10 Eylül 2023 Pazar

Pazar Ne Ara Geldi?

                   Geçen hafta cuma yazımı yazdıktan sonra blog dünyasına giremedim zira okulların açılmasıyla kendimi yoğun işlerin içinde buldum. Her ne kadar yarım gün olmasına rağmen toplantılar, yeni öğrenciler ve veliler, sınıf temizlikleri, çocukların okula alışma çalışmaları derken bir hafta geçti. Okullara hizmetli verilmesi geciktiğinden temizliği velilerle birlikte yaptık. Okula pazartesi gittiğimde daha kimse gelmemişti, bahçe de dolaştım ,etrafa baktım. Haziranda bıraktığımız bahçenin yerinde yeller esiyordu tabi ki. Otlar her yeri sarmış, ağaçlar yapraklarını dökmüş, çocuklar bol bol çöp atmış, şişe kırmışlar. Bir kovanın yarısına kadar su dolmuş, içine de bir kirpi yavrusu düşmüştü. Hemen kovayı yana devirdim, sular boşaldıktan sonra korkmuş ve ıslanmış kirpi yavrusu titreye titreye çıktı içinden. Allahtan her tarafta kuru yapraklar vardı, çabalaya çabalaya içine girdi. Bir saat sonra iyice kurumuştu.



Cahit Zarifoğlu'nun şu paragrafını beğendiğimden not etmiştim, tekrar okudum ;

''Fakat insanlara tavsiyem şudur ki, nasıl “zenginin parası, parasızın çenesini yorarsa”, başkalarının mutlu görünümü, insanı kendi mutlu olma imkanını, kabiliyetini görmekten alıkoymamalı. Filmler, resimler birer hayaldir. Başka insanların dış görünümleri de bizi aldatmasın. İnsan kendi mutlu olma imkanını görebilmeli. Mutluluksa filmlerin, romanların içinde değil, kendi yaşadığımız basit hayatın içindedir. Ve önemli olan yaşanılan “an”dır. Onu ibadet, sabır, anlayış, tevazu ve merhamet ile anlamlı hale getirmek mutluluğun ta kendisidir. Yoksa deniz kenarında fotoğrafçılar tarafından düzenlenmiş bir mutluluk tablosu sahtedir ve bazı saf kimselerin duygularını istismar etmekten başka bir şey ifade etmez. Acaba anlatabiliyor muyum?


               Mutluluk ve huzur bana göre de bunlarda. Aileyle yapılan kahvaltı, etrafta ki yeşillik, rüzgar, gökyüzü halleri, sağlıkla aldığımız her nefes, daha binlerce şey. Önemli olan bunları görmek, minnet duymak, şükretmek, dünyaya bir şeyler verebilmek..

- Yapılacaklar:
**1.** Blog yazısına göre aşağıdaki soruları yanıtlayın:
(a) Okulların temizliği neden velilerle birlikte yapıldı?
(b) Yarısına kadar su dolmuş kovanın içine ne düşmüştü?
(c) Alıntılanan paragrafa göre mutluluk nerededir?
**2.** Blog yazısının "Mutluluk ve huzur" sözleriyle açılıp "bir şeyler verebilmek.." sözleriyle kapanan bölümünü olduğu gibi yazın.
**3.** Okulların açılışını ve mutluluğu anlatan blog yazısını son cümlesinden sonra devam ettirin.

- Verilen Liste:
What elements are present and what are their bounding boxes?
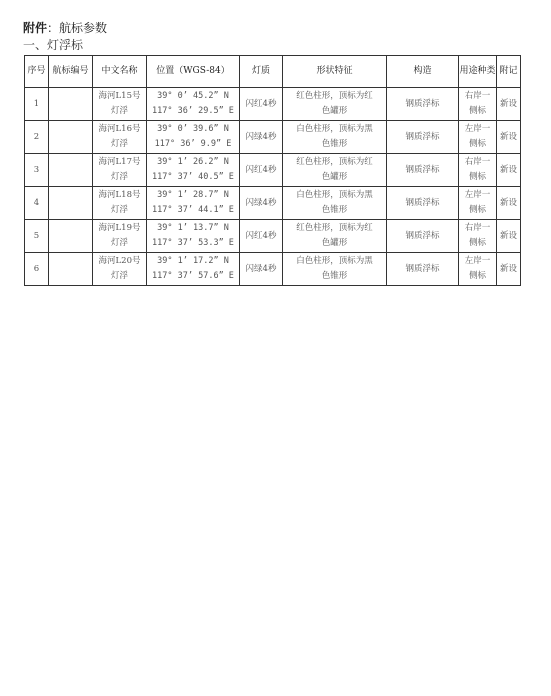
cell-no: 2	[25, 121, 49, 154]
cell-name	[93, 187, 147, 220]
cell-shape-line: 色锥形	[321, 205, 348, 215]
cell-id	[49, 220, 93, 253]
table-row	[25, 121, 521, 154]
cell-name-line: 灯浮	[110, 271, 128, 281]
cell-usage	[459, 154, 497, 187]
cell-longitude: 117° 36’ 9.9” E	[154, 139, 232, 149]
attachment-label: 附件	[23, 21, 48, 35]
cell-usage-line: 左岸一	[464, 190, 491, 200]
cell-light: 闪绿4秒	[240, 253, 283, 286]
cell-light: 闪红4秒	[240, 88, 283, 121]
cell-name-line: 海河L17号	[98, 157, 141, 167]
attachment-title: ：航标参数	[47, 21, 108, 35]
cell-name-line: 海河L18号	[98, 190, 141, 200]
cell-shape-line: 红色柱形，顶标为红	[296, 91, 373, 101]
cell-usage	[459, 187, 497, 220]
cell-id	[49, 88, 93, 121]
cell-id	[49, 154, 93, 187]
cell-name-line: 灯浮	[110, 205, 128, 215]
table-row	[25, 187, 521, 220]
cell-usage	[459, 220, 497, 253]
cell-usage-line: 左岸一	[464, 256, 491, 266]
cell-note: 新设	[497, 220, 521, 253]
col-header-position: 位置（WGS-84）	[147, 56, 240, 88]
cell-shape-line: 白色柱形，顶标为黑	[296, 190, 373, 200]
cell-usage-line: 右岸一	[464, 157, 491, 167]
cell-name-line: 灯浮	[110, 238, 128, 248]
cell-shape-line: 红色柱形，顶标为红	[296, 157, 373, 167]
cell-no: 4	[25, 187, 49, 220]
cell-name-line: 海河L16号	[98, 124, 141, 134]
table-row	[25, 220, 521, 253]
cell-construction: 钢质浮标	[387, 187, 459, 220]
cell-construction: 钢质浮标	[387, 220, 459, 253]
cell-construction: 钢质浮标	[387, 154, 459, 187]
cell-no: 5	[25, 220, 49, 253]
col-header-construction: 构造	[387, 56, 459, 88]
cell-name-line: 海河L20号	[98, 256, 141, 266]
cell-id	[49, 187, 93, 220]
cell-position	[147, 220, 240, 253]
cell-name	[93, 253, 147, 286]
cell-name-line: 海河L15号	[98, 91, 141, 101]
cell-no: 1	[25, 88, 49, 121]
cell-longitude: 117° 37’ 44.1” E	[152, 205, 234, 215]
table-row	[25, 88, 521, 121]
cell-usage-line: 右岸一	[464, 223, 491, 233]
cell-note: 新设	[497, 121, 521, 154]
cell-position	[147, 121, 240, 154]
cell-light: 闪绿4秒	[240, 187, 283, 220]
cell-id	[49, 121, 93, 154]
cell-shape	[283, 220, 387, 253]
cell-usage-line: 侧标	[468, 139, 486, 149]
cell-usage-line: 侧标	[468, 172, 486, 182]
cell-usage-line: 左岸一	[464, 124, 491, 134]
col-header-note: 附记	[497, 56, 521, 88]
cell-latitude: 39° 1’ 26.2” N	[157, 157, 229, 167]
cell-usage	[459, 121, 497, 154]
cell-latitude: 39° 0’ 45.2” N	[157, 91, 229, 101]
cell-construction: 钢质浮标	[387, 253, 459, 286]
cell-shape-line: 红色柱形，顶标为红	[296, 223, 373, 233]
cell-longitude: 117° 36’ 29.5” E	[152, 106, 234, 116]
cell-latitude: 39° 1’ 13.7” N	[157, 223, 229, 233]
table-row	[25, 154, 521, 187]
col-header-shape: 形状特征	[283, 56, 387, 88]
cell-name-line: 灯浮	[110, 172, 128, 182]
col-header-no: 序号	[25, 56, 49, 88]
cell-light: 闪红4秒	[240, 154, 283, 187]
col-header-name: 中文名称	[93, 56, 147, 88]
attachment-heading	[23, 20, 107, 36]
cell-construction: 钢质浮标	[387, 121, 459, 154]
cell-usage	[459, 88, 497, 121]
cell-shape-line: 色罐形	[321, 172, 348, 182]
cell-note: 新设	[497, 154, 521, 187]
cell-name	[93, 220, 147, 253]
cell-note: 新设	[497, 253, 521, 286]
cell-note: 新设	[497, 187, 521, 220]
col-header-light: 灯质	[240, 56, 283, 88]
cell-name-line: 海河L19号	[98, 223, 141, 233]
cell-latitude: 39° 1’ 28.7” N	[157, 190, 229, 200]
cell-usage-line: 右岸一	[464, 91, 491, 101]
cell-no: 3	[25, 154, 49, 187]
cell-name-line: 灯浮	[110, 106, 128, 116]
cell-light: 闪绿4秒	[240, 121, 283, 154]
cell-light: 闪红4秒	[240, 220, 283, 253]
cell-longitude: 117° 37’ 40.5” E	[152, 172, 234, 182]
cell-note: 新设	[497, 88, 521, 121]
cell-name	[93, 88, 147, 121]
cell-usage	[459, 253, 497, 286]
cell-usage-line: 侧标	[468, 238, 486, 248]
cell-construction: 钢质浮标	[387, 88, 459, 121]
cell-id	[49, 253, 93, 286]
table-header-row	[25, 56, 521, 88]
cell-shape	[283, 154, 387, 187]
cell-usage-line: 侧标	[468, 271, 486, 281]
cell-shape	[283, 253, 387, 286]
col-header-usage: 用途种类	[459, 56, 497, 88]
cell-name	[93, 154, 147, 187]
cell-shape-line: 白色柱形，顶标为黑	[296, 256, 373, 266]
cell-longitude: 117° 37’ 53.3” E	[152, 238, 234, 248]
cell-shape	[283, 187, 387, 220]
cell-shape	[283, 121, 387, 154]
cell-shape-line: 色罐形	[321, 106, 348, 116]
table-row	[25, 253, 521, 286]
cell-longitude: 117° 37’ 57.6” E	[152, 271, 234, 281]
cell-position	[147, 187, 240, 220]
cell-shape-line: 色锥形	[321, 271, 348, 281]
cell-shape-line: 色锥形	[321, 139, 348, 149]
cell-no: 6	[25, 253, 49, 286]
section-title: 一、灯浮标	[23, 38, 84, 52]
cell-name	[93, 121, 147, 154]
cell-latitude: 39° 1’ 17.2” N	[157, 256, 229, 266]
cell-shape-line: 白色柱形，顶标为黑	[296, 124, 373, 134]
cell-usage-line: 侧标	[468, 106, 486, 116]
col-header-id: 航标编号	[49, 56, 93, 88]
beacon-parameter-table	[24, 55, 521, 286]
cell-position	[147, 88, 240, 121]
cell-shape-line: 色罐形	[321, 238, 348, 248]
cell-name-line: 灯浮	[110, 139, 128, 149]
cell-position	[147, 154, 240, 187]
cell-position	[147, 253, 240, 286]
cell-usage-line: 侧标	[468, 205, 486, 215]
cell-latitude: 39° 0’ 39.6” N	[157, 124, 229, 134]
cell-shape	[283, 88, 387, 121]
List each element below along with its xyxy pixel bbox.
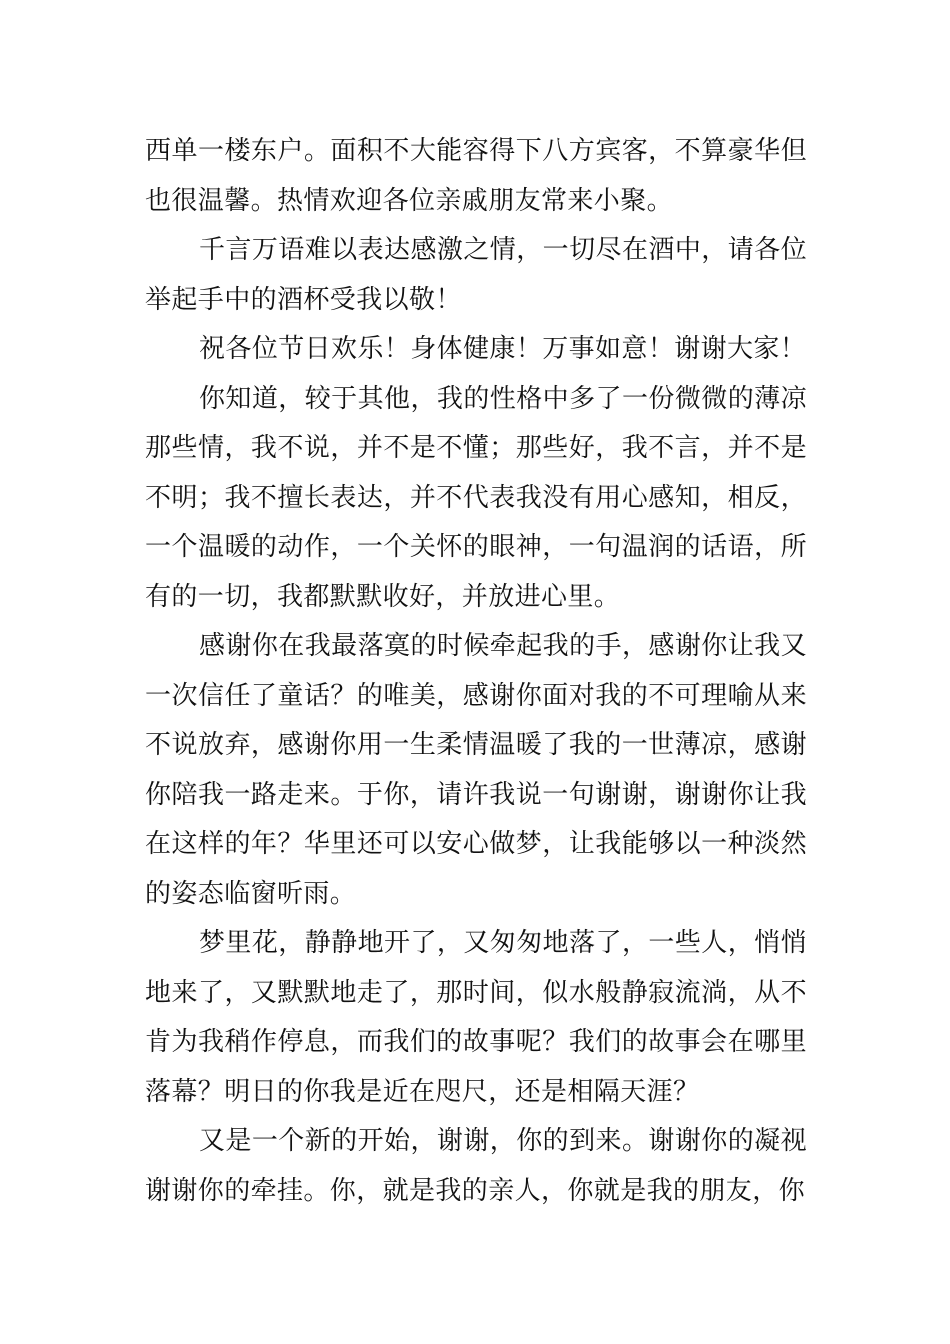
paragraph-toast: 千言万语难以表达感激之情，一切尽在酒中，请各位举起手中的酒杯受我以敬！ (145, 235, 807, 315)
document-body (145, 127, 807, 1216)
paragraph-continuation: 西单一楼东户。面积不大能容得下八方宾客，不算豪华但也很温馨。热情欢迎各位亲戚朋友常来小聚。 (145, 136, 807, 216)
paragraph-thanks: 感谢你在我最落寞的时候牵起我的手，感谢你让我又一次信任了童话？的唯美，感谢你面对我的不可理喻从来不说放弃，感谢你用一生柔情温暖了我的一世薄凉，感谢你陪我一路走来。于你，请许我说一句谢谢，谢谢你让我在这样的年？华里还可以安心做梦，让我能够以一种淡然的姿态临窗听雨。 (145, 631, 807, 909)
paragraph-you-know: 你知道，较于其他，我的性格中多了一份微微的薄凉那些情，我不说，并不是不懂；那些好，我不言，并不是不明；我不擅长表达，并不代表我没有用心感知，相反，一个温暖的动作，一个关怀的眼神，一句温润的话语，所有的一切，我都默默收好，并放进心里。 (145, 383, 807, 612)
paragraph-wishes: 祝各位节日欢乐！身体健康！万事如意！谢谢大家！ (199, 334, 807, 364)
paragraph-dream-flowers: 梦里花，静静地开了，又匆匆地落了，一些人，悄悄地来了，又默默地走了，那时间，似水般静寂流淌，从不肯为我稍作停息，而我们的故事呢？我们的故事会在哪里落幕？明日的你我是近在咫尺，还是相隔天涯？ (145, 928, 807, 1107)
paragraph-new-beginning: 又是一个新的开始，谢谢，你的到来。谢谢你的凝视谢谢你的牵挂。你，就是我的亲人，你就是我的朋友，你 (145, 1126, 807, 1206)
---
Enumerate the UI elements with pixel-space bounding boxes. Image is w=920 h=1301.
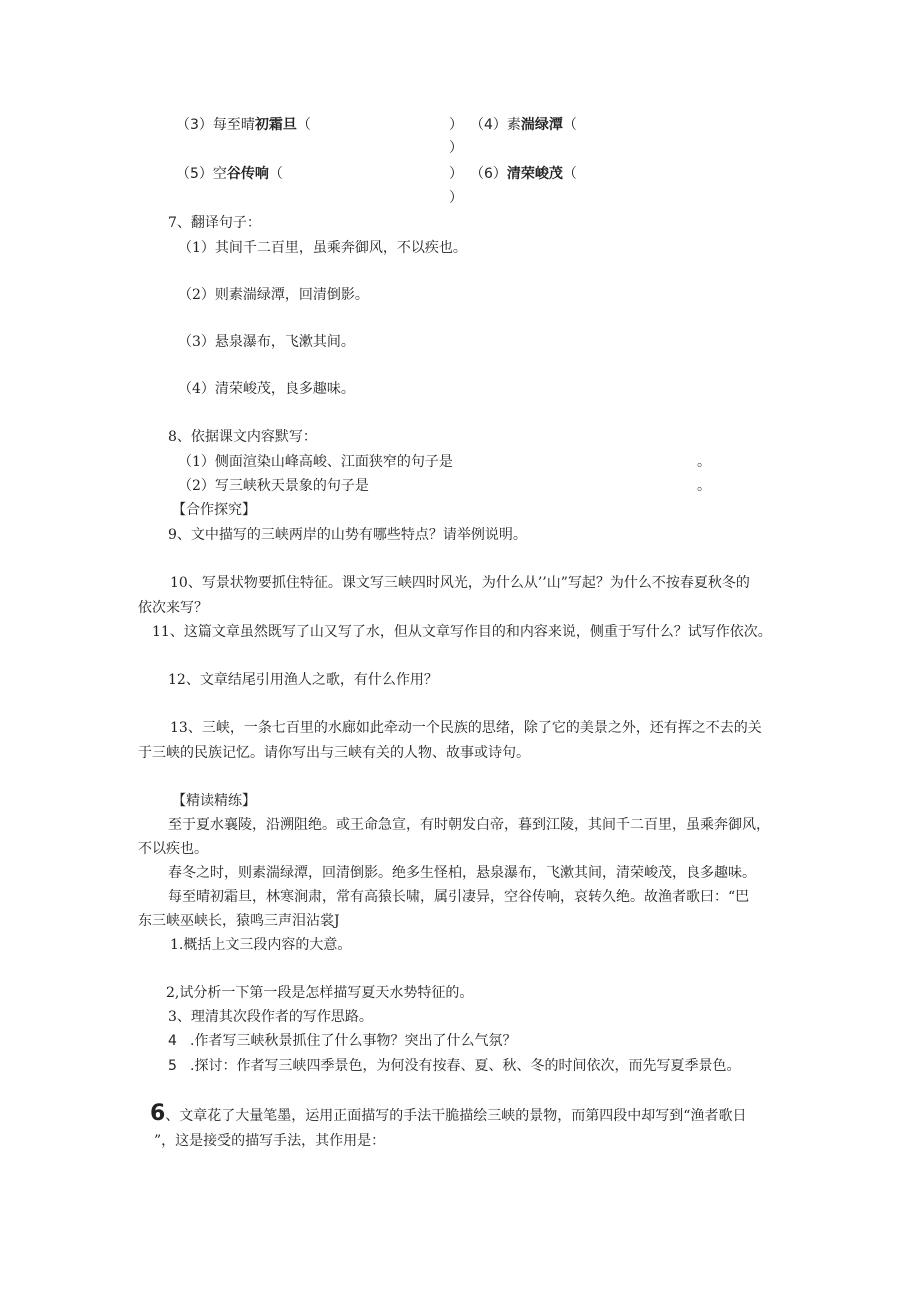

- Görev Yanıtları:
**1.**
(a) Okullara hizmetli verilmesi geciktiği için.
(b) Bir kirpi yavrusu.
(c) Filmlerin, romanların içinde değil, kendi yaşadığımız basit hayatın içindedir.

**2.**
Mutluluk ve huzur bana göre de bunlarda. Aileyle yapılan kahvaltı, etrafta ki yeşillik, rüzgar, gökyüzü halleri, sağlıkla aldığımız her nefes, daha binlerce şey. Önemli olan bunları görmek, minnet duymak, şükretmek, dünyaya bir şeyler verebilmek..

**3.**
Ailemle geçirdiğim anlar en en değerli zamanlarım. Annem ve babam hayattalar, sık sık onlara gidip vakit geçiriyoruz, planlarımızın içine dahil ediyoruz.



                            Annemin balkonunda kahve içerken gökyüzü manzaraları..



           Ben iyi olsam ne olur demeyelim, yapılan bir iyiliğin bir çok güzel yola açılacağını, bir çok insana değeceğine inanıyorum. Hiç bir şey yapamıyorsan gülümse karşındakine, selam ver hatta. Şaşırsa bile etkisi büyük olacaktır. Senin güleryüzün iyi hissettirecektir çevrendekilerini. Gülümsemek sadakadır diyen Peygamberimize sonsuz selam ile..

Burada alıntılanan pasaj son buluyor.